- OBJECTIVE:
Write out each line that follows exactly as it stands, without the pictures.

━━ INPUT ROWS

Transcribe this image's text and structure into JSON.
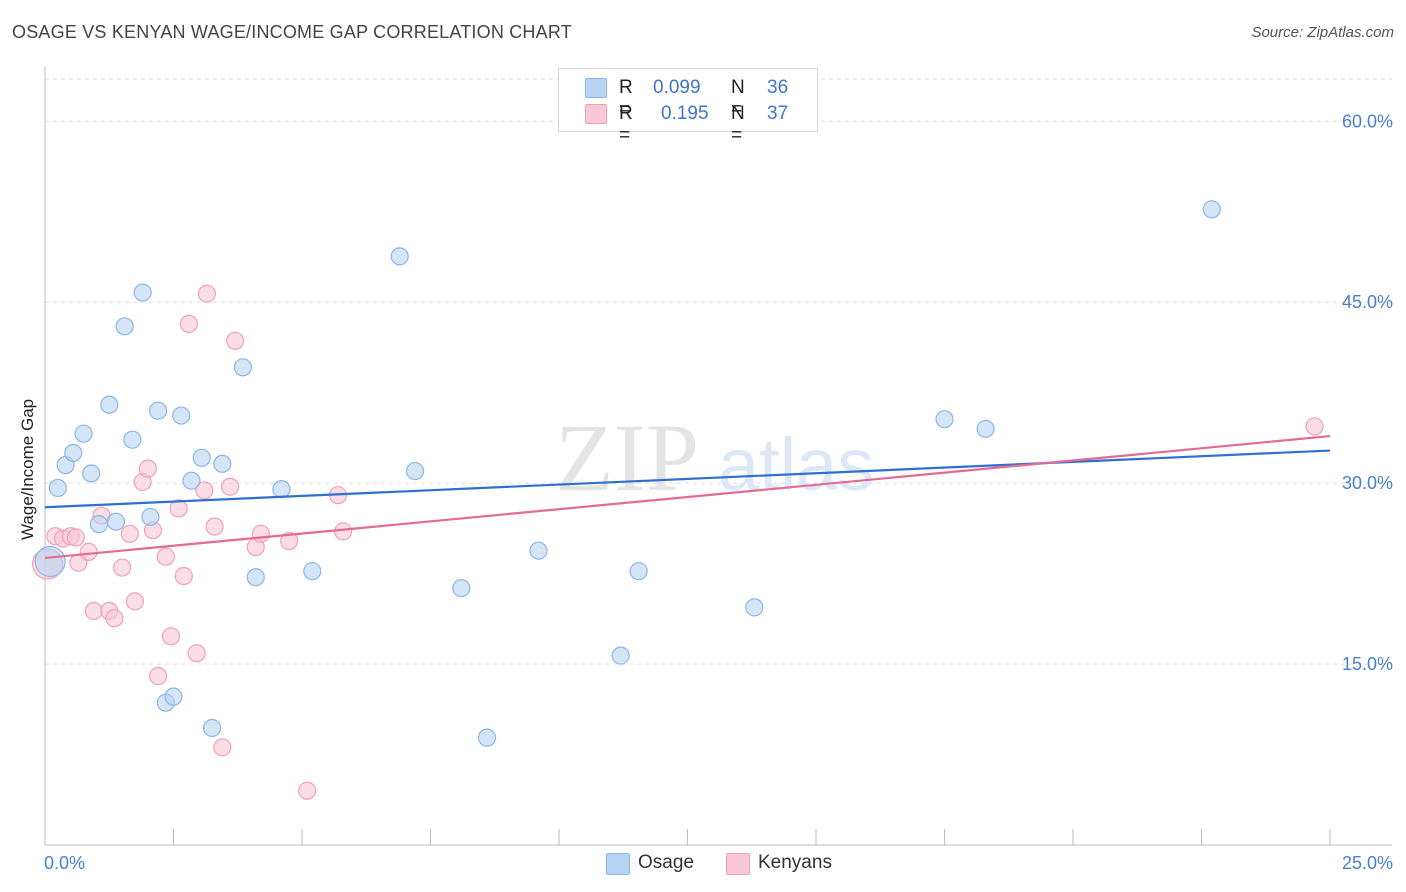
{
  "header": {
    "title": "OSAGE VS KENYAN WAGE/INCOME GAP CORRELATION CHART",
    "source": "Source: ZipAtlas.com"
  },
  "legend": {
    "rows": [
      {
        "r_label": "R =",
        "r_value": "0.099",
        "n_label": "N =",
        "n_value": "36"
      },
      {
        "r_label": "R =",
        "r_value": "0.195",
        "n_label": "N =",
        "n_value": "37"
      }
    ],
    "series_labels": [
      "Osage",
      "Kenyans"
    ]
  },
  "watermark": {
    "zip": "ZIP",
    "atlas": "atlas"
  },
  "colors": {
    "osage_fill": "#b8d4f4",
    "osage_stroke": "#8db6e6",
    "osage_line": "#2f6fcf",
    "kenyan_fill": "#f9c7d6",
    "kenyan_stroke": "#f0a0ba",
    "kenyan_line": "#e56a93",
    "tick_text": "#4a7fd0",
    "grid": "#dddddd"
  },
  "chart_data": {
    "type": "scatter",
    "title": "OSAGE VS KENYAN WAGE/INCOME GAP CORRELATION CHART",
    "xlabel": "",
    "ylabel": "Wage/Income Gap",
    "xlim": [
      0,
      25
    ],
    "ylim": [
      0,
      64
    ],
    "x_tick_labels": [
      "0.0%",
      "25.0%"
    ],
    "y_ticks": [
      15,
      30,
      45,
      60
    ],
    "y_tick_labels": [
      "15.0%",
      "30.0%",
      "45.0%",
      "60.0%"
    ],
    "series": [
      {
        "name": "Osage",
        "r": 0.099,
        "n": 36,
        "trend": {
          "x": [
            0,
            25
          ],
          "y": [
            28.0,
            32.7
          ]
        },
        "points": [
          {
            "x": 0.1,
            "y": 23.5,
            "big": true
          },
          {
            "x": 0.25,
            "y": 29.6
          },
          {
            "x": 0.4,
            "y": 31.5
          },
          {
            "x": 0.55,
            "y": 32.5
          },
          {
            "x": 0.75,
            "y": 34.1
          },
          {
            "x": 0.9,
            "y": 30.8
          },
          {
            "x": 1.05,
            "y": 26.6
          },
          {
            "x": 1.25,
            "y": 36.5
          },
          {
            "x": 1.38,
            "y": 26.8
          },
          {
            "x": 1.55,
            "y": 43.0
          },
          {
            "x": 1.7,
            "y": 33.6
          },
          {
            "x": 1.9,
            "y": 45.8
          },
          {
            "x": 2.05,
            "y": 27.2
          },
          {
            "x": 2.2,
            "y": 36.0
          },
          {
            "x": 2.35,
            "y": 11.8
          },
          {
            "x": 2.5,
            "y": 12.3
          },
          {
            "x": 2.65,
            "y": 35.6
          },
          {
            "x": 2.85,
            "y": 30.2
          },
          {
            "x": 3.05,
            "y": 32.1
          },
          {
            "x": 3.25,
            "y": 9.7
          },
          {
            "x": 3.45,
            "y": 31.6
          },
          {
            "x": 3.85,
            "y": 39.6
          },
          {
            "x": 4.1,
            "y": 22.2
          },
          {
            "x": 4.6,
            "y": 29.5
          },
          {
            "x": 5.2,
            "y": 22.7
          },
          {
            "x": 6.9,
            "y": 48.8
          },
          {
            "x": 7.2,
            "y": 31.0
          },
          {
            "x": 8.1,
            "y": 21.3
          },
          {
            "x": 8.6,
            "y": 8.9
          },
          {
            "x": 9.6,
            "y": 24.4
          },
          {
            "x": 11.2,
            "y": 15.7
          },
          {
            "x": 11.55,
            "y": 22.7
          },
          {
            "x": 13.8,
            "y": 19.7
          },
          {
            "x": 17.5,
            "y": 35.3
          },
          {
            "x": 18.3,
            "y": 34.5
          },
          {
            "x": 22.7,
            "y": 52.7
          }
        ]
      },
      {
        "name": "Kenyans",
        "r": 0.195,
        "n": 37,
        "trend": {
          "x": [
            0,
            25
          ],
          "y": [
            23.8,
            33.9
          ]
        },
        "points": [
          {
            "x": 0.05,
            "y": 23.3,
            "big": true
          },
          {
            "x": 0.2,
            "y": 25.6
          },
          {
            "x": 0.35,
            "y": 25.4
          },
          {
            "x": 0.5,
            "y": 25.6
          },
          {
            "x": 0.65,
            "y": 23.4
          },
          {
            "x": 0.85,
            "y": 24.3
          },
          {
            "x": 0.95,
            "y": 19.4
          },
          {
            "x": 1.1,
            "y": 27.3
          },
          {
            "x": 1.25,
            "y": 19.4
          },
          {
            "x": 1.35,
            "y": 18.8
          },
          {
            "x": 1.5,
            "y": 23.0
          },
          {
            "x": 1.65,
            "y": 25.8
          },
          {
            "x": 1.75,
            "y": 20.2
          },
          {
            "x": 1.9,
            "y": 30.1
          },
          {
            "x": 2.0,
            "y": 31.2
          },
          {
            "x": 2.1,
            "y": 26.1
          },
          {
            "x": 2.2,
            "y": 14.0
          },
          {
            "x": 2.35,
            "y": 23.9
          },
          {
            "x": 2.45,
            "y": 17.3
          },
          {
            "x": 2.6,
            "y": 27.9
          },
          {
            "x": 2.7,
            "y": 22.3
          },
          {
            "x": 2.8,
            "y": 43.2
          },
          {
            "x": 2.95,
            "y": 15.9
          },
          {
            "x": 3.1,
            "y": 29.4
          },
          {
            "x": 3.15,
            "y": 45.7
          },
          {
            "x": 3.3,
            "y": 26.4
          },
          {
            "x": 3.45,
            "y": 8.1
          },
          {
            "x": 3.6,
            "y": 29.7
          },
          {
            "x": 3.7,
            "y": 41.8
          },
          {
            "x": 4.1,
            "y": 24.7
          },
          {
            "x": 4.2,
            "y": 25.8
          },
          {
            "x": 4.75,
            "y": 25.2
          },
          {
            "x": 5.1,
            "y": 4.5
          },
          {
            "x": 5.7,
            "y": 29.0
          },
          {
            "x": 5.8,
            "y": 26.0
          },
          {
            "x": 24.7,
            "y": 34.7
          },
          {
            "x": 0.6,
            "y": 25.5
          }
        ]
      }
    ]
  }
}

━━━━

- RESULT FOR THIS EXERCISE:
Transcribe this image's text and structure into JSON.
{
  "header": {
    "title": "OSAGE VS KENYAN WAGE/INCOME GAP CORRELATION CHART",
    "source": "Source: ZipAtlas.com"
  },
  "legend": {
    "rows": [
      {
        "r_label": "R =",
        "r_value": "0.099",
        "n_label": "N =",
        "n_value": "36"
      },
      {
        "r_label": "R =",
        "r_value": "0.195",
        "n_label": "N =",
        "n_value": "37"
      }
    ],
    "series_labels": [
      "Osage",
      "Kenyans"
    ]
  },
  "watermark": {
    "zip": "ZIP",
    "atlas": "atlas"
  },
  "colors": {
    "osage_fill": "#b8d4f4",
    "osage_stroke": "#8db6e6",
    "osage_line": "#2f6fcf",
    "kenyan_fill": "#f9c7d6",
    "kenyan_stroke": "#f0a0ba",
    "kenyan_line": "#e56a93",
    "tick_text": "#4a7fd0",
    "grid": "#dddddd"
  },
  "chart_data": {
    "type": "scatter",
    "title": "OSAGE VS KENYAN WAGE/INCOME GAP CORRELATION CHART",
    "xlabel": "",
    "ylabel": "Wage/Income Gap",
    "xlim": [
      0,
      25
    ],
    "ylim": [
      0,
      64
    ],
    "x_tick_labels": [
      "0.0%",
      "25.0%"
    ],
    "y_ticks": [
      15,
      30,
      45,
      60
    ],
    "y_tick_labels": [
      "15.0%",
      "30.0%",
      "45.0%",
      "60.0%"
    ],
    "series": [
      {
        "name": "Osage",
        "r": 0.099,
        "n": 36,
        "trend": {
          "x": [
            0,
            25
          ],
          "y": [
            28.0,
            32.7
          ]
        },
        "points": [
          {
            "x": 0.1,
            "y": 23.5,
            "big": true
          },
          {
            "x": 0.25,
            "y": 29.6
          },
          {
            "x": 0.4,
            "y": 31.5
          },
          {
            "x": 0.55,
            "y": 32.5
          },
          {
            "x": 0.75,
            "y": 34.1
          },
          {
            "x": 0.9,
            "y": 30.8
          },
          {
            "x": 1.05,
            "y": 26.6
          },
          {
            "x": 1.25,
            "y": 36.5
          },
          {
            "x": 1.38,
            "y": 26.8
          },
          {
            "x": 1.55,
            "y": 43.0
          },
          {
            "x": 1.7,
            "y": 33.6
          },
          {
            "x": 1.9,
            "y": 45.8
          },
          {
            "x": 2.05,
            "y": 27.2
          },
          {
            "x": 2.2,
            "y": 36.0
          },
          {
            "x": 2.35,
            "y": 11.8
          },
          {
            "x": 2.5,
            "y": 12.3
          },
          {
            "x": 2.65,
            "y": 35.6
          },
          {
            "x": 2.85,
            "y": 30.2
          },
          {
            "x": 3.05,
            "y": 32.1
          },
          {
            "x": 3.25,
            "y": 9.7
          },
          {
            "x": 3.45,
            "y": 31.6
          },
          {
            "x": 3.85,
            "y": 39.6
          },
          {
            "x": 4.1,
            "y": 22.2
          },
          {
            "x": 4.6,
            "y": 29.5
          },
          {
            "x": 5.2,
            "y": 22.7
          },
          {
            "x": 6.9,
            "y": 48.8
          },
          {
            "x": 7.2,
            "y": 31.0
          },
          {
            "x": 8.1,
            "y": 21.3
          },
          {
            "x": 8.6,
            "y": 8.9
          },
          {
            "x": 9.6,
            "y": 24.4
          },
          {
            "x": 11.2,
            "y": 15.7
          },
          {
            "x": 11.55,
            "y": 22.7
          },
          {
            "x": 13.8,
            "y": 19.7
          },
          {
            "x": 17.5,
            "y": 35.3
          },
          {
            "x": 18.3,
            "y": 34.5
          },
          {
            "x": 22.7,
            "y": 52.7
          }
        ]
      },
      {
        "name": "Kenyans",
        "r": 0.195,
        "n": 37,
        "trend": {
          "x": [
            0,
            25
          ],
          "y": [
            23.8,
            33.9
          ]
        },
        "points": [
          {
            "x": 0.05,
            "y": 23.3,
            "big": true
          },
          {
            "x": 0.2,
            "y": 25.6
          },
          {
            "x": 0.35,
            "y": 25.4
          },
          {
            "x": 0.5,
            "y": 25.6
          },
          {
            "x": 0.65,
            "y": 23.4
          },
          {
            "x": 0.85,
            "y": 24.3
          },
          {
            "x": 0.95,
            "y": 19.4
          },
          {
            "x": 1.1,
            "y": 27.3
          },
          {
            "x": 1.25,
            "y": 19.4
          },
          {
            "x": 1.35,
            "y": 18.8
          },
          {
            "x": 1.5,
            "y": 23.0
          },
          {
            "x": 1.65,
            "y": 25.8
          },
          {
            "x": 1.75,
            "y": 20.2
          },
          {
            "x": 1.9,
            "y": 30.1
          },
          {
            "x": 2.0,
            "y": 31.2
          },
          {
            "x": 2.1,
            "y": 26.1
          },
          {
            "x": 2.2,
            "y": 14.0
          },
          {
            "x": 2.35,
            "y": 23.9
          },
          {
            "x": 2.45,
            "y": 17.3
          },
          {
            "x": 2.6,
            "y": 27.9
          },
          {
            "x": 2.7,
            "y": 22.3
          },
          {
            "x": 2.8,
            "y": 43.2
          },
          {
            "x": 2.95,
            "y": 15.9
          },
          {
            "x": 3.1,
            "y": 29.4
          },
          {
            "x": 3.15,
            "y": 45.7
          },
          {
            "x": 3.3,
            "y": 26.4
          },
          {
            "x": 3.45,
            "y": 8.1
          },
          {
            "x": 3.6,
            "y": 29.7
          },
          {
            "x": 3.7,
            "y": 41.8
          },
          {
            "x": 4.1,
            "y": 24.7
          },
          {
            "x": 4.2,
            "y": 25.8
          },
          {
            "x": 4.75,
            "y": 25.2
          },
          {
            "x": 5.1,
            "y": 4.5
          },
          {
            "x": 5.7,
            "y": 29.0
          },
          {
            "x": 5.8,
            "y": 26.0
          },
          {
            "x": 24.7,
            "y": 34.7
          },
          {
            "x": 0.6,
            "y": 25.5
          }
        ]
      }
    ]
  }
}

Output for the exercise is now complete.